Recorded data –

— start —

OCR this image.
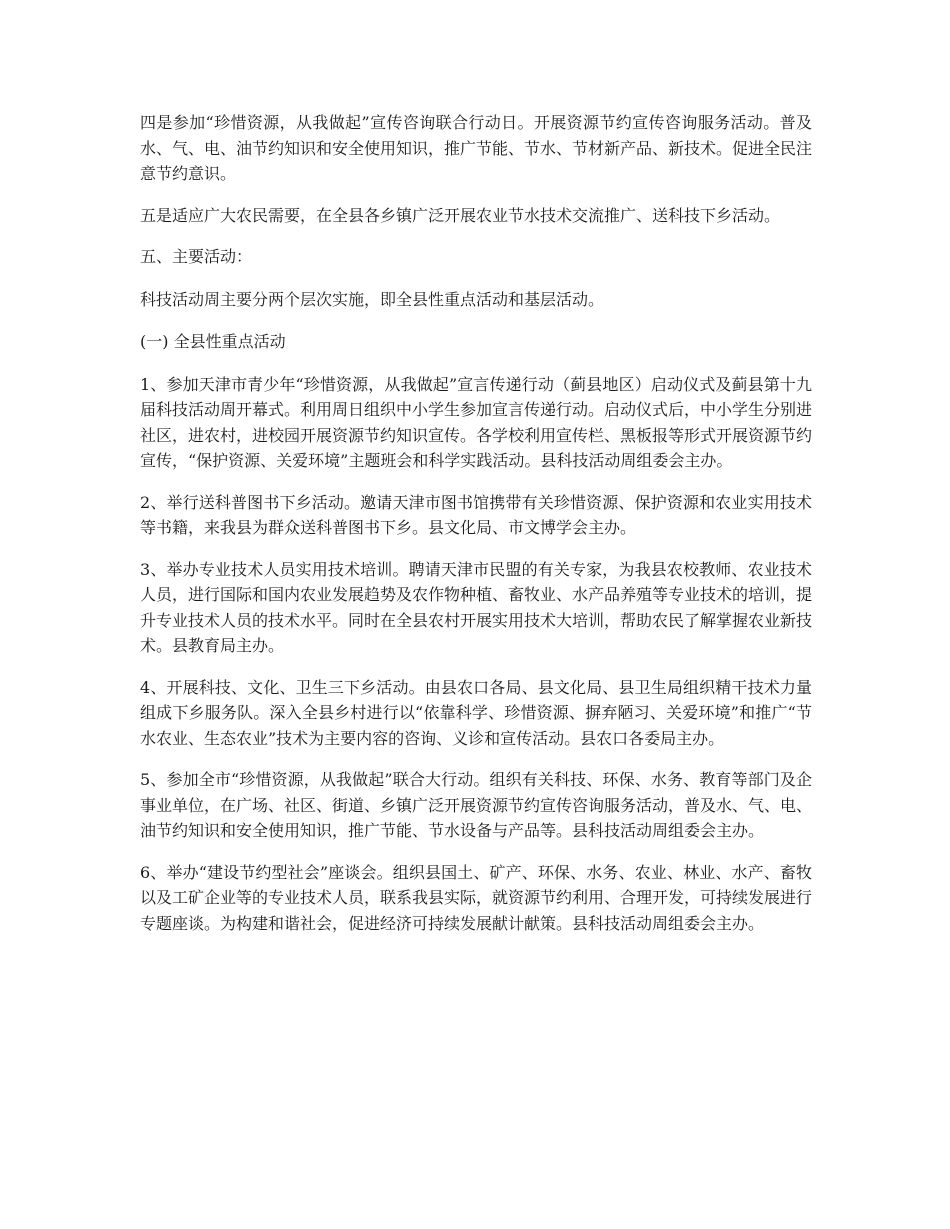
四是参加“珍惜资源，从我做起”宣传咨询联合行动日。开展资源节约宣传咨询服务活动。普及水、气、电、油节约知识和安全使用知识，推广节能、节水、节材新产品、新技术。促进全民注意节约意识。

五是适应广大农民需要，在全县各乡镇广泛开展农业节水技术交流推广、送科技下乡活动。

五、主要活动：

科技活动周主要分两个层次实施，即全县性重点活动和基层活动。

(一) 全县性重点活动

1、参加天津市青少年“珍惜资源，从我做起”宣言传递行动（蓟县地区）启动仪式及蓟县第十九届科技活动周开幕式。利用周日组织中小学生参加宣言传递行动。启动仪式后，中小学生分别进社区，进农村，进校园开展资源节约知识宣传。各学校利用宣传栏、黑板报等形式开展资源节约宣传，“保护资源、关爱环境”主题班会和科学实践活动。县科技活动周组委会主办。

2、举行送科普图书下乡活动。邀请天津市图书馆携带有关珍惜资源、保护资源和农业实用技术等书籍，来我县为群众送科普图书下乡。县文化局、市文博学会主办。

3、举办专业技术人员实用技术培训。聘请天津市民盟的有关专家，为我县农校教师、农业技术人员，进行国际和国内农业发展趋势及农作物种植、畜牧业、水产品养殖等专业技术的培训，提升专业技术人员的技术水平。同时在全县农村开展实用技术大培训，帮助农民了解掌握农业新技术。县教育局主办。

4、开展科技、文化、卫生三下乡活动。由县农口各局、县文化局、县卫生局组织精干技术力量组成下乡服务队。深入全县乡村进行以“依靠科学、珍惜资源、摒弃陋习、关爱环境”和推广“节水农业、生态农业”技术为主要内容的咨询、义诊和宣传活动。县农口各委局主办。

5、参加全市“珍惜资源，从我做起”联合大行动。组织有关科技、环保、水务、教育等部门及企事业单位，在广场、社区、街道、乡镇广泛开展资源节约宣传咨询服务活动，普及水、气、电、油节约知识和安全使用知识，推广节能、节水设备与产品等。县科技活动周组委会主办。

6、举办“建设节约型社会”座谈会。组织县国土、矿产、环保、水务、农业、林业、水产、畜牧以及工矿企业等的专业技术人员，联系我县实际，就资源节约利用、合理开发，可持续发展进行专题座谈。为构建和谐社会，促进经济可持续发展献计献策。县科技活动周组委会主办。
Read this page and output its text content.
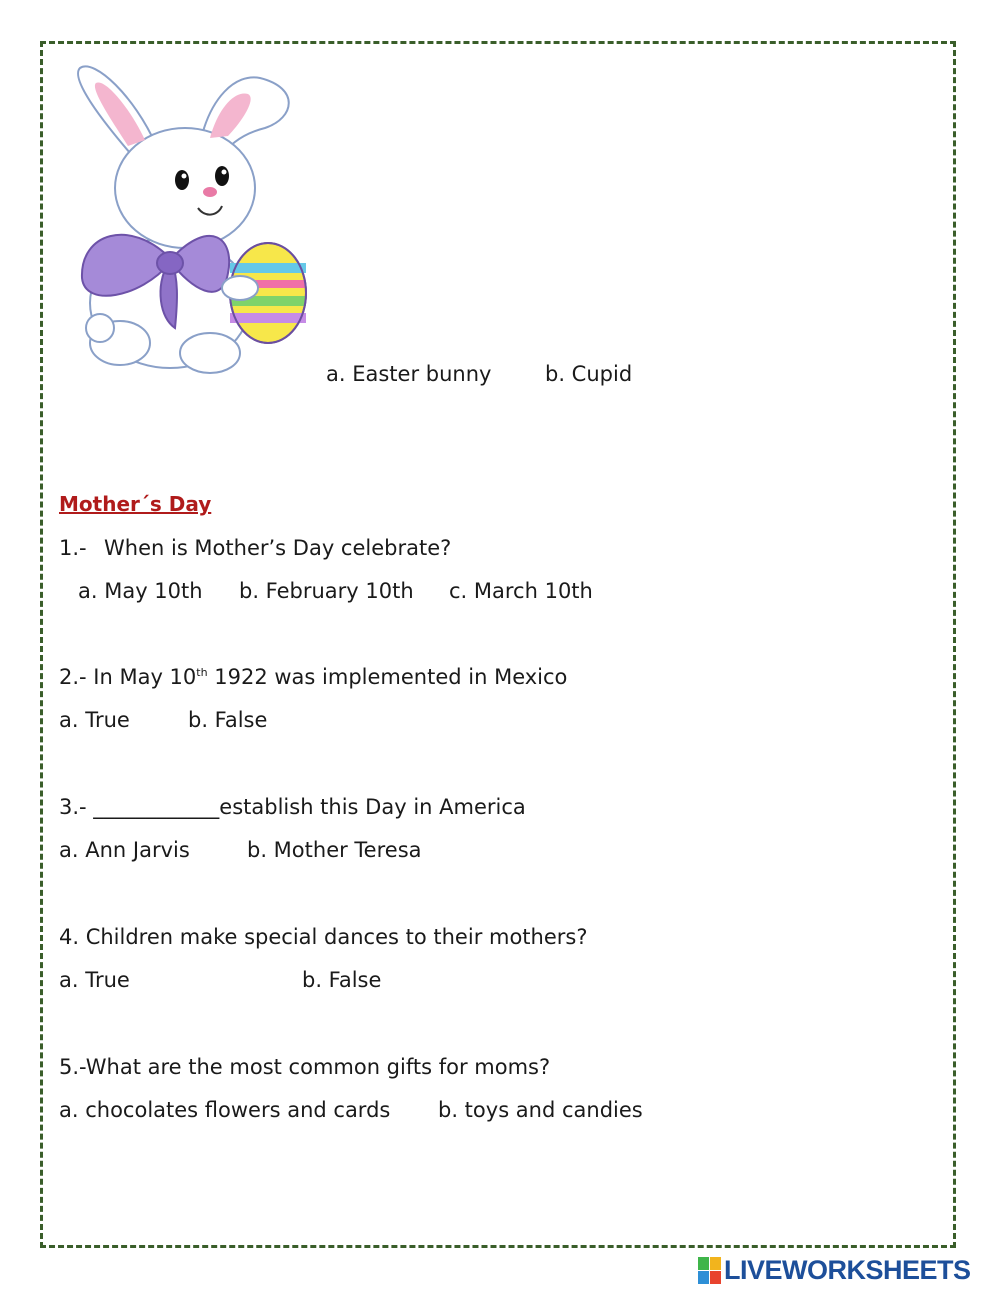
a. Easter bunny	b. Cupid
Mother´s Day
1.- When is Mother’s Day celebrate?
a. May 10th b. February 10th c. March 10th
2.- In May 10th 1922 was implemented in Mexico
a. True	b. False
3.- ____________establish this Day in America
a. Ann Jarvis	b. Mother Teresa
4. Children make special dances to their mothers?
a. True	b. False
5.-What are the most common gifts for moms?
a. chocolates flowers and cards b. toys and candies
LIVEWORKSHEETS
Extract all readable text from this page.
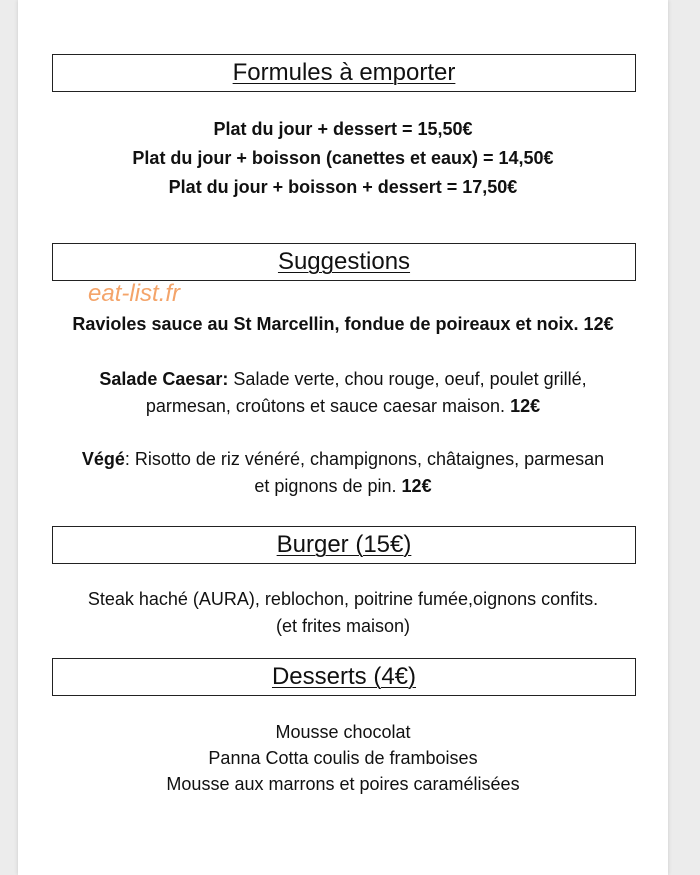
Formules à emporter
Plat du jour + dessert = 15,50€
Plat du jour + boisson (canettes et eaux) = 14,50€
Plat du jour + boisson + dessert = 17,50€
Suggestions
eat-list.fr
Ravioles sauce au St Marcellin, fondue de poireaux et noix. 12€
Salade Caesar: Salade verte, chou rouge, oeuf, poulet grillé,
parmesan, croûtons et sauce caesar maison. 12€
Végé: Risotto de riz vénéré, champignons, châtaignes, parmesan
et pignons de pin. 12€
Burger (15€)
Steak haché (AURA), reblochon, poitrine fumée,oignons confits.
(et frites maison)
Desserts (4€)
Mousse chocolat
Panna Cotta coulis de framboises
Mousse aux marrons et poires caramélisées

— end —

GOAL – Set down only the lines running from the line with "Read this page and output its text content." to the end of the entries, inclusive; omit every picture.

ANSWER BELOW –
Read this page and output its text content.
a. Easter bunny	b. Cupid
Mother´s Day
1.- When is Mother’s Day celebrate?
a. May 10th b. February 10th c. March 10th
2.- In May 10th 1922 was implemented in Mexico
a. True	b. False
3.- ____________establish this Day in America
a. Ann Jarvis	b. Mother Teresa
4. Children make special dances to their mothers?
a. True	b. False
5.-What are the most common gifts for moms?
a. chocolates flowers and cards b. toys and candies
LIVEWORKSHEETS
Extract all readable text from this page.
Formules à emporter
Plat du jour + dessert = 15,50€
Plat du jour + boisson (canettes et eaux) = 14,50€
Plat du jour + boisson + dessert = 17,50€
Suggestions
eat-list.fr
Ravioles sauce au St Marcellin, fondue de poireaux et noix. 12€
Salade Caesar: Salade verte, chou rouge, oeuf, poulet grillé,
parmesan, croûtons et sauce caesar maison. 12€
Végé: Risotto de riz vénéré, champignons, châtaignes, parmesan
et pignons de pin. 12€
Burger (15€)
Steak haché (AURA), reblochon, poitrine fumée,oignons confits.
(et frites maison)
Desserts (4€)
Mousse chocolat
Panna Cotta coulis de framboises
Mousse aux marrons et poires caramélisées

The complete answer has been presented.